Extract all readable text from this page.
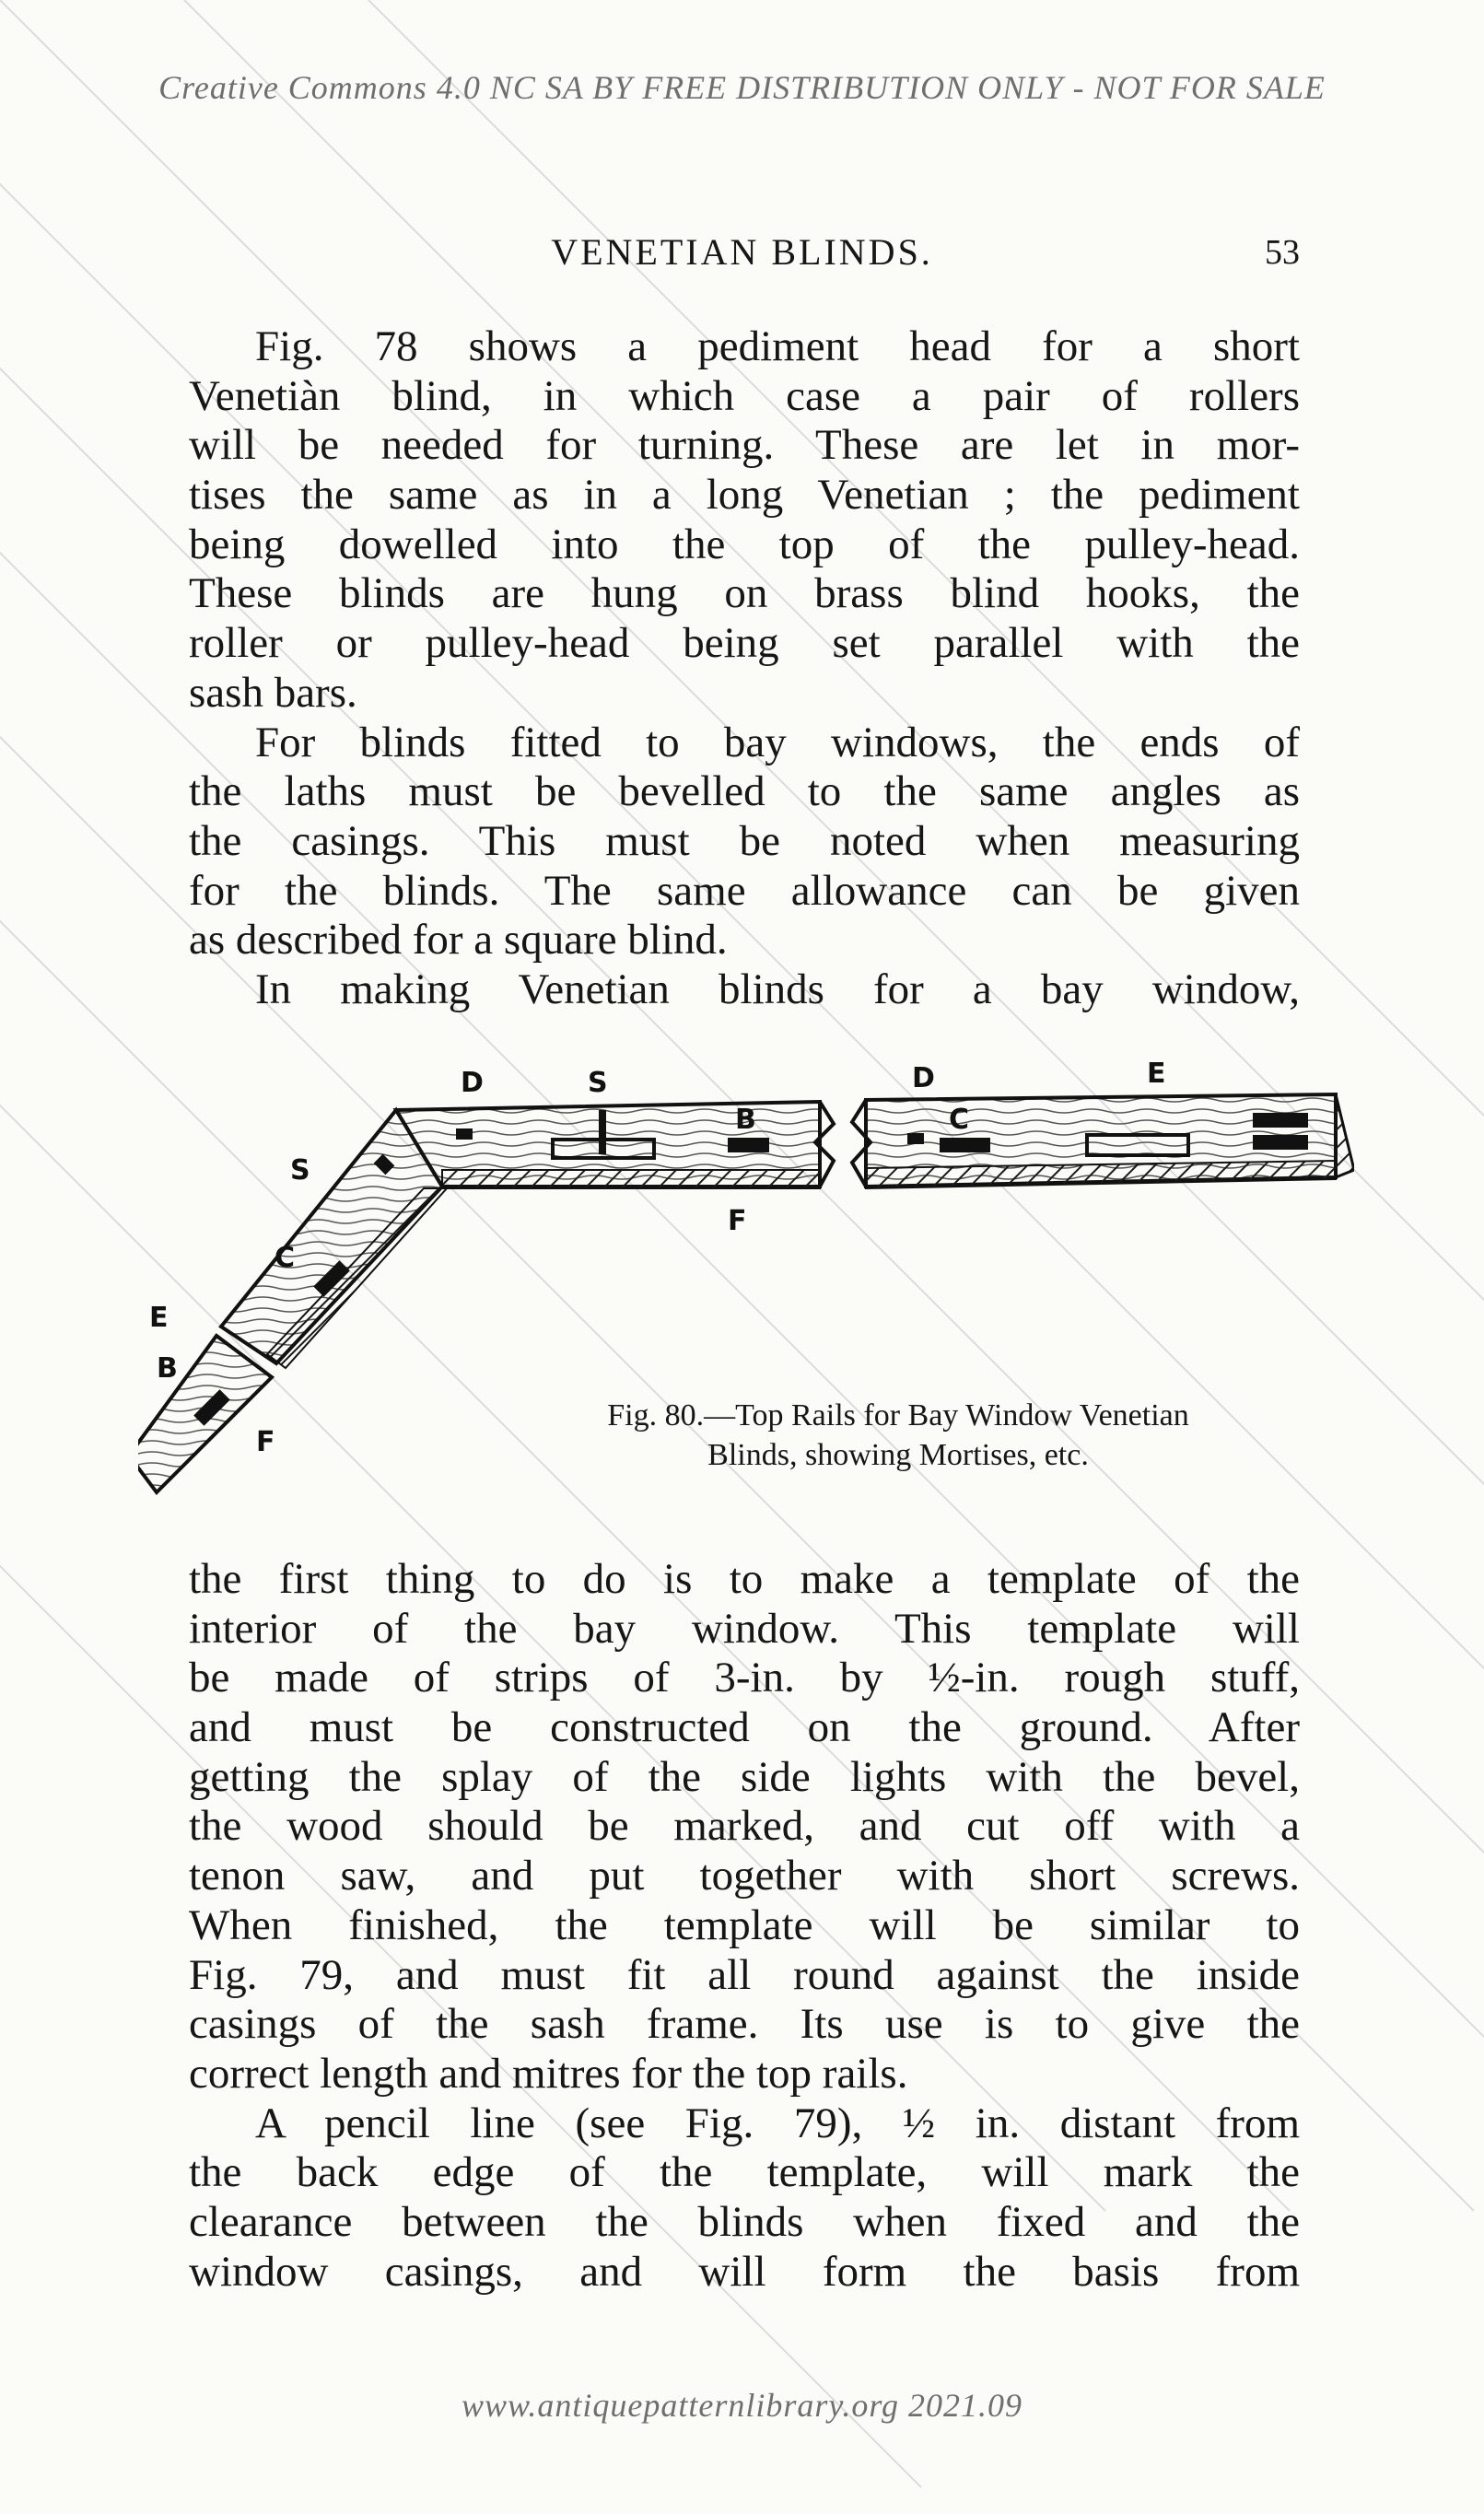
Creative Commons 4.0 NC SA BY FREE DISTRIBUTION ONLY - NOT FOR SALE
VENETIAN BLINDS.	53
Fig. 78 shows a pediment head for a short
Venetiàn blind, in which case a pair of rollers
will be needed for turning. These are let in mor-
tises the same as in a long Venetian ; the pediment
being dowelled into the top of the pulley-head.
These blinds are hung on brass blind hooks, the
roller or pulley-head being set parallel with the
sash bars.
For blinds fitted to bay windows, the ends of
the laths must be bevelled to the same angles as
the casings. This must be noted when measuring
for the blinds. The same allowance can be given
as described for a square blind.
In making Venetian blinds for a bay window,
D	S
B
D
C
E
F
S
C
E
B
F
Fig. 80.—Top Rails for Bay Window Venetian
Blinds, showing Mortises, etc.
the first thing to do is to make a template of the
interior of the bay window. This template will
be made of strips of 3-in. by ½-in. rough stuff,
and must be constructed on the ground. After
getting the splay of the side lights with the bevel,
the wood should be marked, and cut off with a
tenon saw, and put together with short screws.
When finished, the template will be similar to
Fig. 79, and must fit all round against the inside
casings of the sash frame. Its use is to give the
correct length and mitres for the top rails.
A pencil line (see Fig. 79), ½ in. distant from
the back edge of the template, will mark the
clearance between the blinds when fixed and the
window casings, and will form the basis from
www.antiquepatternlibrary.org 2021.09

## Your instructions:
Go through the data and gather every line that holds "pediment".

## Response below:
Fig. 78 shows a pediment head for a short
tises the same as in a long Venetian ; the pediment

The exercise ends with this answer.